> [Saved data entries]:
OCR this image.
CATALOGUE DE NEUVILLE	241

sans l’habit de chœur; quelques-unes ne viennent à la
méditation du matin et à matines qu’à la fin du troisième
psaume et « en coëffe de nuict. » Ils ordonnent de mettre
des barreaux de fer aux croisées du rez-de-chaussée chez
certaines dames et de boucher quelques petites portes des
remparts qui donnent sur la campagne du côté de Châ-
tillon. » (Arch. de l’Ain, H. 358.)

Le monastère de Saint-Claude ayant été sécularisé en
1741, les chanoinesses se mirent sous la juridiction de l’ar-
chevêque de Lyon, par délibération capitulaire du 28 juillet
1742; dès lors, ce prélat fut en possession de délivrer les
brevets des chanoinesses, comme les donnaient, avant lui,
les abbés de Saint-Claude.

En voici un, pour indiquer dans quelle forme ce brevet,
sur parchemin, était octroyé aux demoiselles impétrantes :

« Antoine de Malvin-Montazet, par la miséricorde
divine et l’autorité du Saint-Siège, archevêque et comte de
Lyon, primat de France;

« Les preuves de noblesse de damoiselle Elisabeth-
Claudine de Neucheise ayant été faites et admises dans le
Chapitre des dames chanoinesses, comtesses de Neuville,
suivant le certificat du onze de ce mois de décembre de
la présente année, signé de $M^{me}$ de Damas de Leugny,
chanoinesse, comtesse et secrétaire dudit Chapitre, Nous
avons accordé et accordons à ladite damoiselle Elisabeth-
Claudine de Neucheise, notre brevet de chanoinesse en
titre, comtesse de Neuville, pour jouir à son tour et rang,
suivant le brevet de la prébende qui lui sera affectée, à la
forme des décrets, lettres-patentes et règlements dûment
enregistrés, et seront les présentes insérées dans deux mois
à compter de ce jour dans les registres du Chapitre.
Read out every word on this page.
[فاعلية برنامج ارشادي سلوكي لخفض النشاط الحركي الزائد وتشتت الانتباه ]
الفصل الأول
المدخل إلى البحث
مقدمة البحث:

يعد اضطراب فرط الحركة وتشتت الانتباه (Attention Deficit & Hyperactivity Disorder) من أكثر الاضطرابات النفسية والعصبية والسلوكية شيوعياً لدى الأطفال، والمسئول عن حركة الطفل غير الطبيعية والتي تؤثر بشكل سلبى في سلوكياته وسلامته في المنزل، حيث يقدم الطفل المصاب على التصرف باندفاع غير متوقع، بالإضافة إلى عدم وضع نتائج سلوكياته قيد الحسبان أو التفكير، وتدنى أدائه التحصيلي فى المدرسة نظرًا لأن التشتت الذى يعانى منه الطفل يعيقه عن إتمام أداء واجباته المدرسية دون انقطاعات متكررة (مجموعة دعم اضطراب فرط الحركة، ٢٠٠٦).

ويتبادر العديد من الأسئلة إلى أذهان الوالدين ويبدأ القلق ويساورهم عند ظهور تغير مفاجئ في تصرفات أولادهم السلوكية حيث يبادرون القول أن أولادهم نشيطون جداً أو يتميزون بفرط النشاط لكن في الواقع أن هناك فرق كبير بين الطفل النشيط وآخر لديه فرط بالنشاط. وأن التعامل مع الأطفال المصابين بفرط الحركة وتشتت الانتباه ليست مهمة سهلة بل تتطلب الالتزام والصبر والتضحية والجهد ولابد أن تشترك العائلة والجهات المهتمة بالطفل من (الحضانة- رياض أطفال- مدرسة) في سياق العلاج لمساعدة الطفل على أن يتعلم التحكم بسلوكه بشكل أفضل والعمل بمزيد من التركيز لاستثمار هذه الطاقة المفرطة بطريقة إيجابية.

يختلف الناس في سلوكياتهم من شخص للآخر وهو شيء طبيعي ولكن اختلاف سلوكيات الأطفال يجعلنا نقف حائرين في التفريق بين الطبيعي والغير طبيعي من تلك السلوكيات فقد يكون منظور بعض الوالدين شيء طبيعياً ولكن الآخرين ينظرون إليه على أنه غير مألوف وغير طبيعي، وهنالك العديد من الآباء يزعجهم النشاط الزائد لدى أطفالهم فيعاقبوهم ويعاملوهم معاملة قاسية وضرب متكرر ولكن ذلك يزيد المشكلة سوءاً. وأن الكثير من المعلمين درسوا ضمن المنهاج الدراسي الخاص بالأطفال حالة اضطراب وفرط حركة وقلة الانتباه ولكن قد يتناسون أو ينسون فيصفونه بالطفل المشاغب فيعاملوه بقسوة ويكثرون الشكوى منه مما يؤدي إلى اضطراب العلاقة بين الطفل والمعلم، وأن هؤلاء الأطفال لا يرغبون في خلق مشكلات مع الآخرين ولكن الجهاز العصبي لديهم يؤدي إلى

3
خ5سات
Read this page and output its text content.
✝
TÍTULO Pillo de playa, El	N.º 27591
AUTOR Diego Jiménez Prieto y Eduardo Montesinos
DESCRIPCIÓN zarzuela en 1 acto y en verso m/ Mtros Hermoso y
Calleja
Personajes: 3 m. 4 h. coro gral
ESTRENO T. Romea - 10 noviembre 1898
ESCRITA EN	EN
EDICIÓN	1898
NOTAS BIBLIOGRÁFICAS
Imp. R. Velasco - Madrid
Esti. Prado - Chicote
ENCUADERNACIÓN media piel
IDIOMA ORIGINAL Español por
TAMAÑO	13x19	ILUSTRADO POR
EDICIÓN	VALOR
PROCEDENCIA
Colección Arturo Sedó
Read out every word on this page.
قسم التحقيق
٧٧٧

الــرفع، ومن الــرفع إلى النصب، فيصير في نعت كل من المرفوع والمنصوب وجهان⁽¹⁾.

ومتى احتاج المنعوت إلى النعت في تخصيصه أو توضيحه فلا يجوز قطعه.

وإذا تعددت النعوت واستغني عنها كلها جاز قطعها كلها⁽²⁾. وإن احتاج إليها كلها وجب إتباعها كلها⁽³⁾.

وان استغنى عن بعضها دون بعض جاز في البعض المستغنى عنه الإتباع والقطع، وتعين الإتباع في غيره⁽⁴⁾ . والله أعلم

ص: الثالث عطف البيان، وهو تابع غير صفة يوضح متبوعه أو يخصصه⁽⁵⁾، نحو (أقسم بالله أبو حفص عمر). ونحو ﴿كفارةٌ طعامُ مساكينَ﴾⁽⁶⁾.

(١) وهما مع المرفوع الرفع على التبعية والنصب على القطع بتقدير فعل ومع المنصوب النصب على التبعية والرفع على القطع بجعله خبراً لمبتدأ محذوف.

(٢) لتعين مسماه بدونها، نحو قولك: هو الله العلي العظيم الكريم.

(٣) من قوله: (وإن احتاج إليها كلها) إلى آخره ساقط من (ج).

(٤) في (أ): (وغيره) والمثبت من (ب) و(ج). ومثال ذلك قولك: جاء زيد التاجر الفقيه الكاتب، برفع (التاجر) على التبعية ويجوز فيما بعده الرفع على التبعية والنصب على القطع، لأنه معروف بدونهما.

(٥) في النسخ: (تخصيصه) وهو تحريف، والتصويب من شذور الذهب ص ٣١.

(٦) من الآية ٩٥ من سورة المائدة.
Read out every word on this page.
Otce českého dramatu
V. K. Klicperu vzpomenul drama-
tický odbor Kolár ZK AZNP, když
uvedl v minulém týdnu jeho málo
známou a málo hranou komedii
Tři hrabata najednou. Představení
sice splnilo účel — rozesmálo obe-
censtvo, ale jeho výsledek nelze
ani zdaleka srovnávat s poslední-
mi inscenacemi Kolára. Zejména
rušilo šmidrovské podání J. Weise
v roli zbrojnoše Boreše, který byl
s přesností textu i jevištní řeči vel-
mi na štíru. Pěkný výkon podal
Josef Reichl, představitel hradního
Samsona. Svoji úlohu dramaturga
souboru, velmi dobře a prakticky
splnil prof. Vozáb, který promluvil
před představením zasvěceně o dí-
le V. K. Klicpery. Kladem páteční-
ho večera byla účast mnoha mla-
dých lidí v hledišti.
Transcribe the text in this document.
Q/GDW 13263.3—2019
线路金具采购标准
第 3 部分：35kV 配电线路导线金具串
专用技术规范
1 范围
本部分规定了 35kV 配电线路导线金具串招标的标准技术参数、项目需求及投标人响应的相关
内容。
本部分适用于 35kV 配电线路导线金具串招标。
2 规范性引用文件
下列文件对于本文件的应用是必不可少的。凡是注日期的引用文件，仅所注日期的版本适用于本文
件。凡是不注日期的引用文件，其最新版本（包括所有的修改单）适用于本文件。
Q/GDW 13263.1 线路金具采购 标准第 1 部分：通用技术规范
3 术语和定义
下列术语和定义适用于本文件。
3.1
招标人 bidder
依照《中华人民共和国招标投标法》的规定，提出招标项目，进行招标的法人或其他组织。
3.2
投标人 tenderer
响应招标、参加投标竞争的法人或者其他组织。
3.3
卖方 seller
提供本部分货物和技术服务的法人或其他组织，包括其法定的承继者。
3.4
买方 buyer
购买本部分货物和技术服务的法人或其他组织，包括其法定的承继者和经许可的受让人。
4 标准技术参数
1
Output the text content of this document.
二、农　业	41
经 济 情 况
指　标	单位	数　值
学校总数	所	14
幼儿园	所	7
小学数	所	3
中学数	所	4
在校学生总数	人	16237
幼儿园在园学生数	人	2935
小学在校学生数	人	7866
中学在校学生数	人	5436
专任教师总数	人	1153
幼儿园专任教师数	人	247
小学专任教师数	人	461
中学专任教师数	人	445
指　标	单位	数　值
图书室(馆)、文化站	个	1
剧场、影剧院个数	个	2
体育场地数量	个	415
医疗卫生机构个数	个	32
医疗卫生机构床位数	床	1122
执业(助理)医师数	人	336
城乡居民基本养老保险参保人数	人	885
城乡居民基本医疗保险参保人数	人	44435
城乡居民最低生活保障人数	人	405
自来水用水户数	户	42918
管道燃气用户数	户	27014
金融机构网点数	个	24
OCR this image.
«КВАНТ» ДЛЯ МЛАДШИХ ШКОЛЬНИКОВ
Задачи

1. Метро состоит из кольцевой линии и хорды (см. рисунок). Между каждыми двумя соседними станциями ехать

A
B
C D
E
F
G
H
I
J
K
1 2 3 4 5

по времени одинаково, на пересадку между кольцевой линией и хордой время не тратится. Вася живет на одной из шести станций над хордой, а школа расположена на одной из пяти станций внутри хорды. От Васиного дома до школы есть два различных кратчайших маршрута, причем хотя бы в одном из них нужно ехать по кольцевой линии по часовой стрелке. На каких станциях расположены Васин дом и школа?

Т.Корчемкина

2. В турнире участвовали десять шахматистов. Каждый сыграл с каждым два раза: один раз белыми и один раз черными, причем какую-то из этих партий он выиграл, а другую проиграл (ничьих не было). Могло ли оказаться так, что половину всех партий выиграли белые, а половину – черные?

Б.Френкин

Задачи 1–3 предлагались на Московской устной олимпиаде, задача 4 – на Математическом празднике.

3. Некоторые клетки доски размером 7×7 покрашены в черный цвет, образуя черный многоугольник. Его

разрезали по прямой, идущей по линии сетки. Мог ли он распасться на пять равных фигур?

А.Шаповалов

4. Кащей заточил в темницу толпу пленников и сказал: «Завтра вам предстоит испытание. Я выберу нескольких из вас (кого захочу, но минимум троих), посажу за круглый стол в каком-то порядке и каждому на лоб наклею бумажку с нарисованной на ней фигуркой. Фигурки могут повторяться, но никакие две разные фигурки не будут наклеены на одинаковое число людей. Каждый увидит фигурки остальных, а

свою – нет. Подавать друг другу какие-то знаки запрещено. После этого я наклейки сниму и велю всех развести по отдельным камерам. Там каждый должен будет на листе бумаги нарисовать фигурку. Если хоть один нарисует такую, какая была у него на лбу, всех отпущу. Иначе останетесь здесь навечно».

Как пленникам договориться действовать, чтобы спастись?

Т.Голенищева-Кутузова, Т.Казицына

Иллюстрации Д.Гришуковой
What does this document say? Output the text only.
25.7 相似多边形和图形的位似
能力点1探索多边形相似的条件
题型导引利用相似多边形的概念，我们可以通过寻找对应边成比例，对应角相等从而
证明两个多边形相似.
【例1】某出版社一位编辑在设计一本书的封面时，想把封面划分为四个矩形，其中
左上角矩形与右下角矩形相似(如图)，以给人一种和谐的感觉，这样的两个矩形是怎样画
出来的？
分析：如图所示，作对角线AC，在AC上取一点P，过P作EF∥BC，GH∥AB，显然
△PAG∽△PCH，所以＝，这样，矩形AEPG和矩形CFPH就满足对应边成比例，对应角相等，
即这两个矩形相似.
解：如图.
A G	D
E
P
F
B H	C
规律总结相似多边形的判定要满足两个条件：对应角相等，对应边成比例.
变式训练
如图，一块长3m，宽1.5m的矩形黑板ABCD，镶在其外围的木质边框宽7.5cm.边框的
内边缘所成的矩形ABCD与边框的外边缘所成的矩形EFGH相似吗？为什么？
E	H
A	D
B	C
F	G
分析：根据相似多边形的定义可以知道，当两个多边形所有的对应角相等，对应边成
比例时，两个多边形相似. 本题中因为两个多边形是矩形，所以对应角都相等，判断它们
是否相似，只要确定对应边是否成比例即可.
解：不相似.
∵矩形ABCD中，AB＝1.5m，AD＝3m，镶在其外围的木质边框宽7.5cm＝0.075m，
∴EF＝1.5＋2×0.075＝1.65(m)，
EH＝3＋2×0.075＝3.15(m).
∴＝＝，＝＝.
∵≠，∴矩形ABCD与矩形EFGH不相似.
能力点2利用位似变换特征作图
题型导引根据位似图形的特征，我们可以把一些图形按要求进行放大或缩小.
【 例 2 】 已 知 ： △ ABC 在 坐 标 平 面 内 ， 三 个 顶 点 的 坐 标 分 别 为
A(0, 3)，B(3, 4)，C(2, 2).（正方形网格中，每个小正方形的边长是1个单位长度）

> [What to produce]: Pull out each line holding the string "الرفع".

> [Solution below]:
(١) وهما مع المرفوع الرفع على التبعية والنصب على القطع بتقدير فعل ومع المنصوب النصب على التبعية والرفع على القطع بجعله خبراً لمبتدأ محذوف.
(٤) في (أ): (وغيره) والمثبت من (ب) و(ج). ومثال ذلك قولك: جاء زيد التاجر الفقيه الكاتب، برفع (التاجر) على التبعية ويجوز فيما بعده الرفع على التبعية والنصب على القطع، لأنه معروف بدونهما.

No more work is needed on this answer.